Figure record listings
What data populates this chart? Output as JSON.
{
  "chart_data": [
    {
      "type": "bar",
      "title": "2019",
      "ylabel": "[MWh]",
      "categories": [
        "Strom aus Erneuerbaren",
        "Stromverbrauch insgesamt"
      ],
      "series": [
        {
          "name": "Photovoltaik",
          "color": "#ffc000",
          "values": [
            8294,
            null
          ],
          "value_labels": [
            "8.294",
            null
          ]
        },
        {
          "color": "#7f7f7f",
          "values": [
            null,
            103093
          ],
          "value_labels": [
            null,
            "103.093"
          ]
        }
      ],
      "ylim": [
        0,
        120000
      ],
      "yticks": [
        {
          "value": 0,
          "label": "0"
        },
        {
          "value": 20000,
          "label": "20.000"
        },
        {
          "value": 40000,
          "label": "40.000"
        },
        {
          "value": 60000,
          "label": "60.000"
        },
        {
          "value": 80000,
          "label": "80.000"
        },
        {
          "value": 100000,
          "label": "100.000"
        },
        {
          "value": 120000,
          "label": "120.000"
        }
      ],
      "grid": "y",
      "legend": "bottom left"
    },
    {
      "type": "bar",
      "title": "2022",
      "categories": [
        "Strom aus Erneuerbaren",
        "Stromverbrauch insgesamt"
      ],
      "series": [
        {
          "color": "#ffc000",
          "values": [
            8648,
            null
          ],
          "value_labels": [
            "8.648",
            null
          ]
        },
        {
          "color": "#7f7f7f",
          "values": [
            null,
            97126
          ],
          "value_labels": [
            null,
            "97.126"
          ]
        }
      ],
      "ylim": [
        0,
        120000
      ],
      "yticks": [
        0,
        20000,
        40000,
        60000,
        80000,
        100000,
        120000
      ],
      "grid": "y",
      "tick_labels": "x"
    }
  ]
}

## [Task brief]
Each entry above needs to be retyped exactly.

## [Finished answer]
What data populates this chart? Output as JSON.
{
  "chart_data": [
    {
      "type": "bar",
      "title": "2019",
      "ylabel": "[MWh]",
      "categories": [
        "Strom aus Erneuerbaren",
        "Stromverbrauch insgesamt"
      ],
      "series": [
        {
          "name": "Photovoltaik",
          "color": "#ffc000",
          "values": [
            8294,
            null
          ],
          "value_labels": [
            "8.294",
            null
          ]
        },
        {
          "color": "#7f7f7f",
          "values": [
            null,
            103093
          ],
          "value_labels": [
            null,
            "103.093"
          ]
        }
      ],
      "ylim": [
        0,
        120000
      ],
      "yticks": [
        {
          "value": 0,
          "label": "0"
        },
        {
          "value": 20000,
          "label": "20.000"
        },
        {
          "value": 40000,
          "label": "40.000"
        },
        {
          "value": 60000,
          "label": "60.000"
        },
        {
          "value": 80000,
          "label": "80.000"
        },
        {
          "value": 100000,
          "label": "100.000"
        },
        {
          "value": 120000,
          "label": "120.000"
        }
      ],
      "grid": "y",
      "legend": "bottom left"
    },
    {
      "type": "bar",
      "title": "2022",
      "categories": [
        "Strom aus Erneuerbaren",
        "Stromverbrauch insgesamt"
      ],
      "series": [
        {
          "color": "#ffc000",
          "values": [
            8648,
            null
          ],
          "value_labels": [
            "8.648",
            null
          ]
        },
        {
          "color": "#7f7f7f",
          "values": [
            null,
            97126
          ],
          "value_labels": [
            null,
            "97.126"
          ]
        }
      ],
      "ylim": [
        0,
        120000
      ],
      "yticks": [
        0,
        20000,
        40000,
        60000,
        80000,
        100000,
        120000
      ],
      "grid": "y",
      "tick_labels": "x"
    }
  ]
}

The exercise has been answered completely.